(Data records)
·····
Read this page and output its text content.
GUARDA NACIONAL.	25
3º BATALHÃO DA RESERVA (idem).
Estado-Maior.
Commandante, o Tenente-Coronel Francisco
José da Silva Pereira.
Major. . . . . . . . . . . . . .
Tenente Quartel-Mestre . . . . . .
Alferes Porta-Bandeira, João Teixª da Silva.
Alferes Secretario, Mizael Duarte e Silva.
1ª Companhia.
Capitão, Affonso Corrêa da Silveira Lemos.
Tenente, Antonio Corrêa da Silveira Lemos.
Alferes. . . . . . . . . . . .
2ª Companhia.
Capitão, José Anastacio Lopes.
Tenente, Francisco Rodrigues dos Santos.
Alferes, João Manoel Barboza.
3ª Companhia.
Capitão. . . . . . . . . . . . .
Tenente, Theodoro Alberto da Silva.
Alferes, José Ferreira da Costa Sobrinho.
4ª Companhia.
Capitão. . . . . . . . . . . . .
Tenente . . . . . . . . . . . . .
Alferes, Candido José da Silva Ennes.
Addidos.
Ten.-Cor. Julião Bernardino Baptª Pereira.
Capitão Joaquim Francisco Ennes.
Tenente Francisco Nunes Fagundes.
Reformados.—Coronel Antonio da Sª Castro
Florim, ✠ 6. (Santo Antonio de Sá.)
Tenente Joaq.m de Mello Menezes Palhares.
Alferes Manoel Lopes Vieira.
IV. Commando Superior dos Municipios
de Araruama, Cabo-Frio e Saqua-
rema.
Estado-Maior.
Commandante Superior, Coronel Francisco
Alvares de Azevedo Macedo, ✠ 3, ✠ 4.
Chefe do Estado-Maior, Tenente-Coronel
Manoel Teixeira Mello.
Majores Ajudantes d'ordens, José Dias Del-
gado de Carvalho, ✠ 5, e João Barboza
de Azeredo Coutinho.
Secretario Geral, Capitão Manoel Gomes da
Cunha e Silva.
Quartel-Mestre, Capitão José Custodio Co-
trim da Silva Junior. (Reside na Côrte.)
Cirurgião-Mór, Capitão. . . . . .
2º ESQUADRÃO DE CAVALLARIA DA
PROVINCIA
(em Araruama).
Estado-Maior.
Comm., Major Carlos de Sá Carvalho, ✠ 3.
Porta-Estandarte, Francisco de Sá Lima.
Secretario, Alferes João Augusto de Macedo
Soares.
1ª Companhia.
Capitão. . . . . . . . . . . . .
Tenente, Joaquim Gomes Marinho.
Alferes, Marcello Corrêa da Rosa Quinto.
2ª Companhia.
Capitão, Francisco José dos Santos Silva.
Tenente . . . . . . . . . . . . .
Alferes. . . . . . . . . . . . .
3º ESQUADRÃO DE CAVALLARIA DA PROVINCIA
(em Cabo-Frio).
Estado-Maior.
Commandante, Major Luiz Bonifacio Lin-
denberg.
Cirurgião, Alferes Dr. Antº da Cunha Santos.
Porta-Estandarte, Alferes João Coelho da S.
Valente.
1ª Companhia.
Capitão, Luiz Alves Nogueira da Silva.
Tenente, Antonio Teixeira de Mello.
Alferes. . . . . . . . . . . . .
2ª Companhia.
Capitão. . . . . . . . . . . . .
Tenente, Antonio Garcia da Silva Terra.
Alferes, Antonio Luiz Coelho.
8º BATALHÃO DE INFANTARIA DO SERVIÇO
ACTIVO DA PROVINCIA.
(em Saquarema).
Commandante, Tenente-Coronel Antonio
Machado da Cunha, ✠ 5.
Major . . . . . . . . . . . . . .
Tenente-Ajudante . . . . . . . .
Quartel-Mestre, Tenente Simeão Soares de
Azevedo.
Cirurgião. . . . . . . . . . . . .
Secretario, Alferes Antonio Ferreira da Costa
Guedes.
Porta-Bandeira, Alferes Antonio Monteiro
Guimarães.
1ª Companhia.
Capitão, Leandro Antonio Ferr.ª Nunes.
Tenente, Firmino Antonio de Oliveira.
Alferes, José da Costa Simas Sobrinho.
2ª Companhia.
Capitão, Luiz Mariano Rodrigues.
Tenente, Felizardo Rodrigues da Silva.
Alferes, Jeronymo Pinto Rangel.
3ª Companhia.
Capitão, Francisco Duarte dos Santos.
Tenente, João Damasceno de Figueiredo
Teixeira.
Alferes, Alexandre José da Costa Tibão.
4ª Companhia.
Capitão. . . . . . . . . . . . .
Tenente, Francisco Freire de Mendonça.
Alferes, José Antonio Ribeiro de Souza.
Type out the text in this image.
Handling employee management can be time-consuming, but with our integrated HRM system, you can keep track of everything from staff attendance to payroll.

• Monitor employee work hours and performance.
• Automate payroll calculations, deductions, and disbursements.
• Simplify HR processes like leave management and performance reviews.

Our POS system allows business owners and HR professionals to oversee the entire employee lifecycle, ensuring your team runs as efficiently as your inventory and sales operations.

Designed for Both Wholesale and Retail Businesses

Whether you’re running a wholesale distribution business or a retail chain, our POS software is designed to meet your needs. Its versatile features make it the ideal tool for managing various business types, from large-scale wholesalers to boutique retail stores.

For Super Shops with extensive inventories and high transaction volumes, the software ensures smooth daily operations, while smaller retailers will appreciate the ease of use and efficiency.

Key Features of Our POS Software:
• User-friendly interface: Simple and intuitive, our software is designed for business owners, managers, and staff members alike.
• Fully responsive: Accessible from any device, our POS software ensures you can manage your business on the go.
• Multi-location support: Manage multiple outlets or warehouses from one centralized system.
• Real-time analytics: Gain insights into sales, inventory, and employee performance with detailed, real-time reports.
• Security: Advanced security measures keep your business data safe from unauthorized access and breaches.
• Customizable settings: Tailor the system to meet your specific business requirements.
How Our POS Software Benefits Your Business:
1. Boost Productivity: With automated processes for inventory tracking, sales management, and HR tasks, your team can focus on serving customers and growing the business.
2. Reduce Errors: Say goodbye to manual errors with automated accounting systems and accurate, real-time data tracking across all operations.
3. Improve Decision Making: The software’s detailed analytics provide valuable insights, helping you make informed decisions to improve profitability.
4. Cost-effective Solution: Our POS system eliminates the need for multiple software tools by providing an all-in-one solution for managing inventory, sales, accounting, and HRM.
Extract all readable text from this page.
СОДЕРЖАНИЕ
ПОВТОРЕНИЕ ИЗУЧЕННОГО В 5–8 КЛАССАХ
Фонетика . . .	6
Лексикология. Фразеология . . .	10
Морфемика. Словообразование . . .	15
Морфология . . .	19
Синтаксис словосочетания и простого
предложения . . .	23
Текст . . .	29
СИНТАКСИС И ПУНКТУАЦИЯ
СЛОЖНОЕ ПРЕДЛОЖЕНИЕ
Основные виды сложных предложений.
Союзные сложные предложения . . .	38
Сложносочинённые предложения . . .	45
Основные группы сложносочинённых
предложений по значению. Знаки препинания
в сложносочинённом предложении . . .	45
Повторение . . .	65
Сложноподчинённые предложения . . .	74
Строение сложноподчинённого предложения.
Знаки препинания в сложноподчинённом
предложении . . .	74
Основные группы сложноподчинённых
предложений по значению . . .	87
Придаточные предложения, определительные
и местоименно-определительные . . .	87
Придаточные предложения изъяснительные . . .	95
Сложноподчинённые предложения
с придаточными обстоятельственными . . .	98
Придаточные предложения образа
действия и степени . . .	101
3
·····
→ Stated problem:
Pick out each line containing the string "Carvalho" and copy it.

→ Written reply:
gado de Carvalho, ✠ 5, e João Barboza
Comm., Major Carlos de Sá Carvalho, ✠ 3.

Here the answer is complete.